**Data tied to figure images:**
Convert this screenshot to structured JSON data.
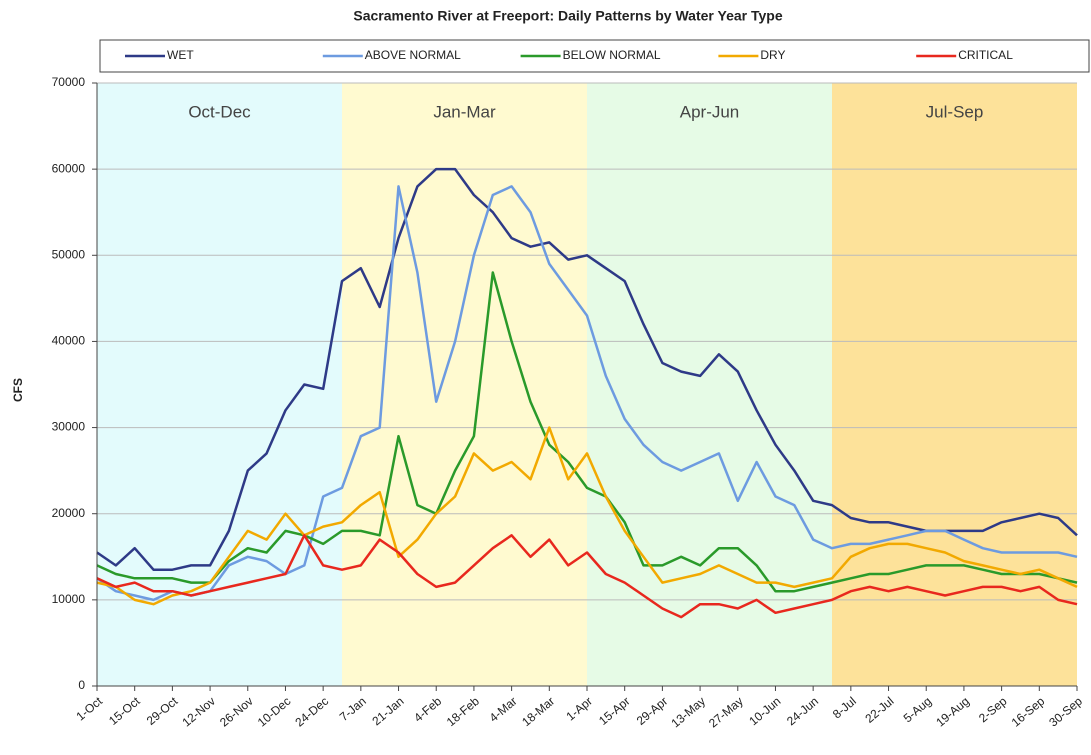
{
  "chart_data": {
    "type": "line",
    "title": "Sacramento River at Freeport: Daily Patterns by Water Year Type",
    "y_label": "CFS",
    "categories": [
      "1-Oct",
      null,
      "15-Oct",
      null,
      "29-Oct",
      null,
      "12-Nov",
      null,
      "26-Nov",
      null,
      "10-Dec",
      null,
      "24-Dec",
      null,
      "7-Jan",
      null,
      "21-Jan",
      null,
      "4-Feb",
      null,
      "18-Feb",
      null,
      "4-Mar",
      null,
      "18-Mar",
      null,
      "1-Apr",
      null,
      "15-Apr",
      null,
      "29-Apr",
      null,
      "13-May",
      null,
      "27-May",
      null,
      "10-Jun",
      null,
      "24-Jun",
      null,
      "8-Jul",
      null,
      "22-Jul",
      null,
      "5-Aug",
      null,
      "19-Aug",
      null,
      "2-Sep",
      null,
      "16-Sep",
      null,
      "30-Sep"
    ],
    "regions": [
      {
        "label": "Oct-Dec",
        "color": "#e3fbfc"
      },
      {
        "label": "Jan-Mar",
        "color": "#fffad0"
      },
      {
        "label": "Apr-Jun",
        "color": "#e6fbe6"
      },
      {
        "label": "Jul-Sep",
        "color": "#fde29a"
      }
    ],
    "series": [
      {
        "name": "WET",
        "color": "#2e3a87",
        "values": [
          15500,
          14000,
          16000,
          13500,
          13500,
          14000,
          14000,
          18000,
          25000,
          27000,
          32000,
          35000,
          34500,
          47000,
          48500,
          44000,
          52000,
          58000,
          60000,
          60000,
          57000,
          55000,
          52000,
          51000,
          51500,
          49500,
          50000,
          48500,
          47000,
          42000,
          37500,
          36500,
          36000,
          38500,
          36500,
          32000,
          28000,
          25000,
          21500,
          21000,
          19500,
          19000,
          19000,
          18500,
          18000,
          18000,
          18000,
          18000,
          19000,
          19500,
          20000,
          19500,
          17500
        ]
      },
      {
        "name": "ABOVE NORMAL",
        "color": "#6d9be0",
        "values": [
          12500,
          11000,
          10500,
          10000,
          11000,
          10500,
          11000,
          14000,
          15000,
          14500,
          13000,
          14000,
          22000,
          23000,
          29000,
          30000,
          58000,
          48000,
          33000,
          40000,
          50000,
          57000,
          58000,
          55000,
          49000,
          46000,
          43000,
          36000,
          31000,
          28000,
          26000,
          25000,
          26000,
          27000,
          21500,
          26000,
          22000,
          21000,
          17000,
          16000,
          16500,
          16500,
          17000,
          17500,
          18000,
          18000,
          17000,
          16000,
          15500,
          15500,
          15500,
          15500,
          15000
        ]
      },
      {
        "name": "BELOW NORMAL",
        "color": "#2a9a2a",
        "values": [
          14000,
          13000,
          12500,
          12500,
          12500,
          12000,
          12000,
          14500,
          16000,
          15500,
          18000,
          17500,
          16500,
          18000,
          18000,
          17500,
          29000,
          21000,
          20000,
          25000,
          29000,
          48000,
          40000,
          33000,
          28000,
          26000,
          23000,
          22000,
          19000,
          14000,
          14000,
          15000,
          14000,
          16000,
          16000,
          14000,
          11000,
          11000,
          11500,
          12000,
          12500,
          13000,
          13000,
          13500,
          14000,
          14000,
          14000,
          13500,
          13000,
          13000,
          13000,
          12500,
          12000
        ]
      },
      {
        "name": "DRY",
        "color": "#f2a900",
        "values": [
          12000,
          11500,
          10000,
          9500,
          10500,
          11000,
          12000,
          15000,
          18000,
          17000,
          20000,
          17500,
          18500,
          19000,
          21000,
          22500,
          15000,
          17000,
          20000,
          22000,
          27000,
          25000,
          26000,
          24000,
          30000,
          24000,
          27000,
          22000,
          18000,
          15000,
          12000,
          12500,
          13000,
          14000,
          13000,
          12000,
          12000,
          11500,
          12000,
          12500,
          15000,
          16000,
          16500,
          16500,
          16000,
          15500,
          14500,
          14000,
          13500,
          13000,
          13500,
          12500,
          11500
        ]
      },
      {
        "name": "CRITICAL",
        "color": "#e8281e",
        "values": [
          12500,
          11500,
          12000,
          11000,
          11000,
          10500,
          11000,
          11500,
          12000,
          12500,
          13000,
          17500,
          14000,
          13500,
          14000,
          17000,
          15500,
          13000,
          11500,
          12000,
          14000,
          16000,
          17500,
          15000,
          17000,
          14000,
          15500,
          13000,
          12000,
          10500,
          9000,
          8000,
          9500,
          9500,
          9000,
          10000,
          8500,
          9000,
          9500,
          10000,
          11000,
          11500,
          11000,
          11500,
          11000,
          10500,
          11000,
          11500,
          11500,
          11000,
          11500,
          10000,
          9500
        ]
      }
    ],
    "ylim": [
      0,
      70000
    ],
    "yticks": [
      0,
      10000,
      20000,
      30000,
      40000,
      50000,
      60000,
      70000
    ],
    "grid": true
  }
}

--

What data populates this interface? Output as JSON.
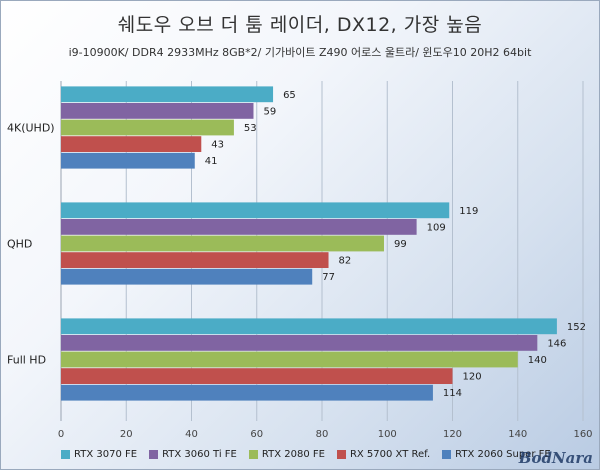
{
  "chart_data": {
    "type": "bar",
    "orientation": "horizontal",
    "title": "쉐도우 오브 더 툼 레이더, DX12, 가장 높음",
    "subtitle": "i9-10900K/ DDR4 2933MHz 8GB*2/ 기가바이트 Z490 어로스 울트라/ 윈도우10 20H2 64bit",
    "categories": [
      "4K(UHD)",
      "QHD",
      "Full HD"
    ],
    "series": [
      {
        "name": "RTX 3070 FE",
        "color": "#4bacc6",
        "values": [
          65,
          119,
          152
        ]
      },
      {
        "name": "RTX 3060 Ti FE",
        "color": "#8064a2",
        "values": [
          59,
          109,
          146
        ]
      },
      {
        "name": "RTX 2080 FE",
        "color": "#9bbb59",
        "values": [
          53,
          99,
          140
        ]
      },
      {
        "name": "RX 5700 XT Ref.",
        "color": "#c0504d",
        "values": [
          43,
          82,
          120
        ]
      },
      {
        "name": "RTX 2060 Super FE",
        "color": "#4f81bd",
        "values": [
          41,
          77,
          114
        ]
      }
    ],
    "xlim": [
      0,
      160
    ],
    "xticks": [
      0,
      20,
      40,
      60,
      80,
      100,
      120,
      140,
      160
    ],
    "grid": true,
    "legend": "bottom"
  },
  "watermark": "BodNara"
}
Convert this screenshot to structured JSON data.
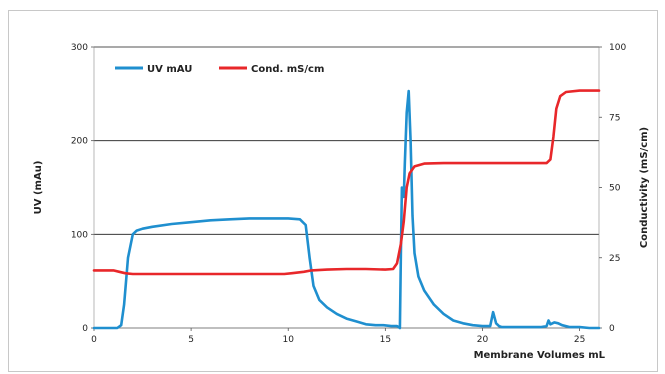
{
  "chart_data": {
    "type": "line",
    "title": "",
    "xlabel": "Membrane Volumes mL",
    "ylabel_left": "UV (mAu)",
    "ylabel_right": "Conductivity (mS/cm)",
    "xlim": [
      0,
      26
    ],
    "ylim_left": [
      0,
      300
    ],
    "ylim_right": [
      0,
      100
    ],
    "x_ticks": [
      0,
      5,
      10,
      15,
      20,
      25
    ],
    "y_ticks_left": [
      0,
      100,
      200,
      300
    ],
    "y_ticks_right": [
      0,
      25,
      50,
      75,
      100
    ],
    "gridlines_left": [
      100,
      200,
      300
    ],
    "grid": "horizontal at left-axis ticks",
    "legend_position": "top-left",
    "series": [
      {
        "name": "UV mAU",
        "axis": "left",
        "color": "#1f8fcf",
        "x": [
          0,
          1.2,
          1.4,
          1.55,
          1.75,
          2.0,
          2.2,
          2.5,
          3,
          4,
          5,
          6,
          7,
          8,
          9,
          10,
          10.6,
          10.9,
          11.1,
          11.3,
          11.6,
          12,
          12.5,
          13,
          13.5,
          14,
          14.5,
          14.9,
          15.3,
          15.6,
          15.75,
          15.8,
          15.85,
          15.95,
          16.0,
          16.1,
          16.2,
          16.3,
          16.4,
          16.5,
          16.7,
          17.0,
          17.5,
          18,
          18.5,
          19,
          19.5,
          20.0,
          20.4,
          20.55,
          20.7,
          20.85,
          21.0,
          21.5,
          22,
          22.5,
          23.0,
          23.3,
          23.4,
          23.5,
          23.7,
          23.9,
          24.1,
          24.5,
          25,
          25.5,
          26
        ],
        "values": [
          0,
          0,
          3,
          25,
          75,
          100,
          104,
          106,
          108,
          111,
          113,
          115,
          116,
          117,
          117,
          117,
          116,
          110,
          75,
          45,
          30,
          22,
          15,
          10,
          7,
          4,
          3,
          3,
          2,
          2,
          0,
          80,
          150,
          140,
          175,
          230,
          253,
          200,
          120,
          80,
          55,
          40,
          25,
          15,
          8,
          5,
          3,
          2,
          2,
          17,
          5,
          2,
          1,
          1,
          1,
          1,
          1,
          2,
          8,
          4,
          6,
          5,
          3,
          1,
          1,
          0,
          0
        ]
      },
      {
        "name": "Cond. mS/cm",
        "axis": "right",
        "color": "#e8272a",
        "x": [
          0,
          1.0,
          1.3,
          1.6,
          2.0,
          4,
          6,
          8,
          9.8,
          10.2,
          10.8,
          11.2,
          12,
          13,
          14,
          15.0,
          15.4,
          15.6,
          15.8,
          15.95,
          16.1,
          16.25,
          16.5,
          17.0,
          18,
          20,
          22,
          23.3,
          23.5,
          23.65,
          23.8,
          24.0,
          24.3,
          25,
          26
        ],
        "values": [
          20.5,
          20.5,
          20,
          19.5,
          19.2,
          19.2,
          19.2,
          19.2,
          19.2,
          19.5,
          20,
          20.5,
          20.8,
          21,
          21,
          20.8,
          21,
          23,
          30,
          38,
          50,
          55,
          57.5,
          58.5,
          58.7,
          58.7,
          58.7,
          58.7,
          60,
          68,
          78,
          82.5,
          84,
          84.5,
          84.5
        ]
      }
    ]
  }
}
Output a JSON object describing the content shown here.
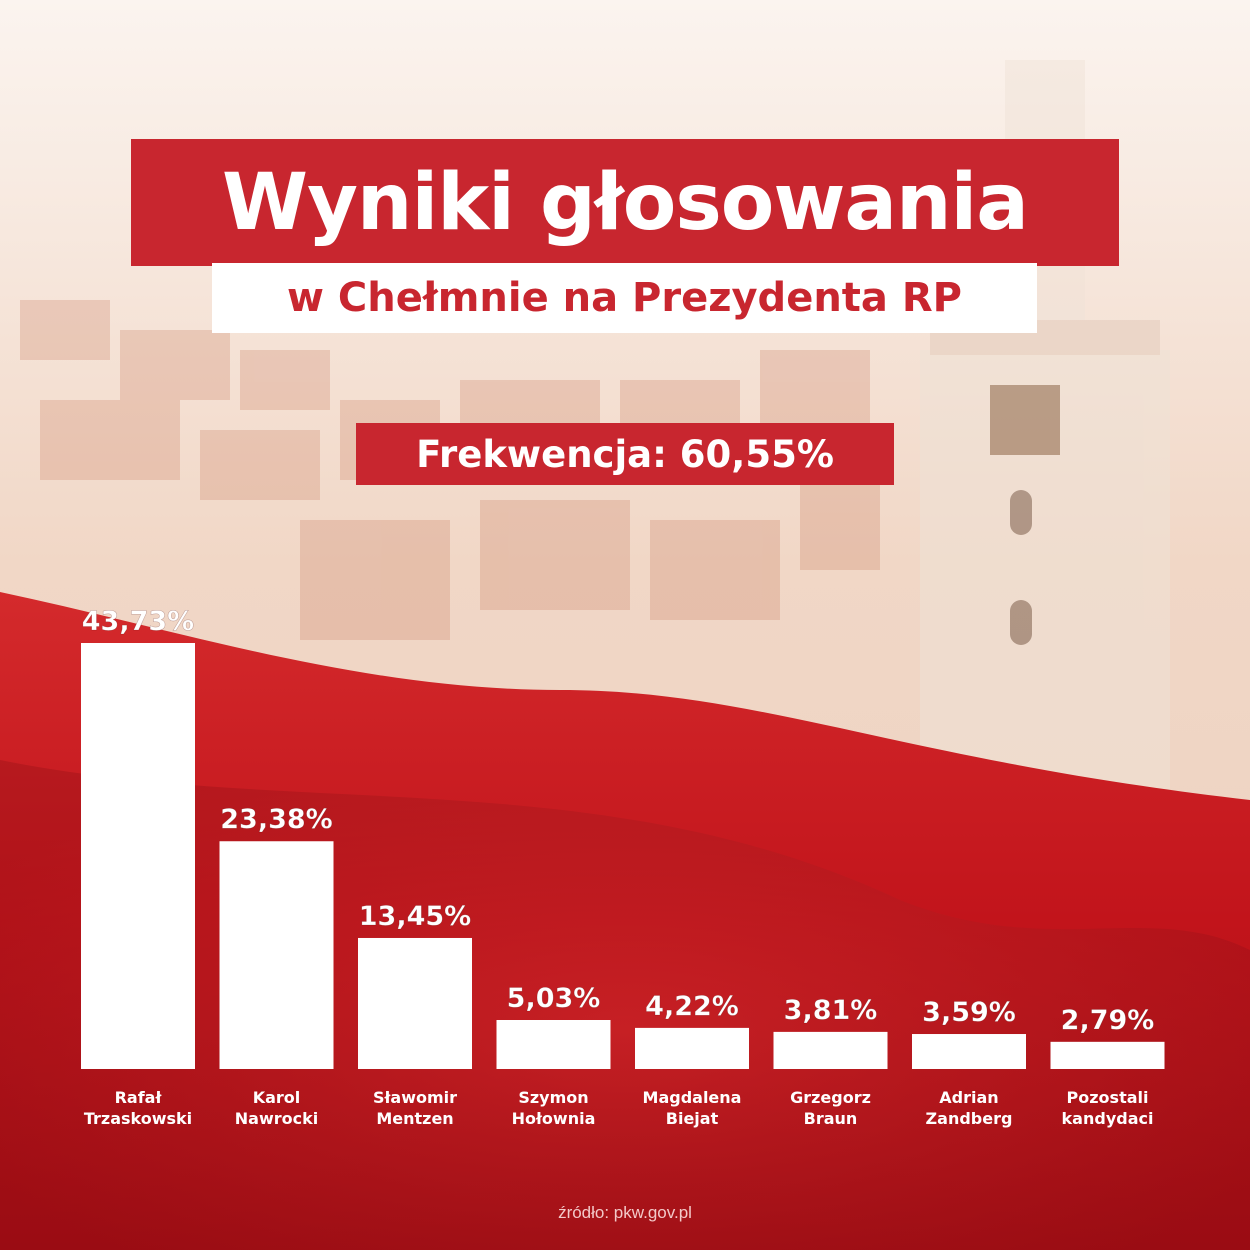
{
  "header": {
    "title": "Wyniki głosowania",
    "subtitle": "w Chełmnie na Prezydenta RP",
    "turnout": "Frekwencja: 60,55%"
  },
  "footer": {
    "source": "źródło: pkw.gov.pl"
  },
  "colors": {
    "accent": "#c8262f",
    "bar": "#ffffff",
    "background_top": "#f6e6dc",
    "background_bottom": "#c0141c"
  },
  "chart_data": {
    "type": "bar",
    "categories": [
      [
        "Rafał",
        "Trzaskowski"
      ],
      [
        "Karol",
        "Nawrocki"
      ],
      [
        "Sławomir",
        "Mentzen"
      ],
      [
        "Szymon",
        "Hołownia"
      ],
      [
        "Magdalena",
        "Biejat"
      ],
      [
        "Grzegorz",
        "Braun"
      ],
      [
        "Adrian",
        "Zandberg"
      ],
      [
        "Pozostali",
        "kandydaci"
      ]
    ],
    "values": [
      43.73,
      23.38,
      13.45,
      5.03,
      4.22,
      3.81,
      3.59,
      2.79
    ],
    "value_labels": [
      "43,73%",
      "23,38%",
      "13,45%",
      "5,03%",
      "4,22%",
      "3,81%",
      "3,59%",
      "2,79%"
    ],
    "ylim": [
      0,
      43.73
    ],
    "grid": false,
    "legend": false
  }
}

**BRIEF:** Find how many lines in the listing hold "JSON", and reply with that number only.

**ANSWER TO THE EXERCISE:** 4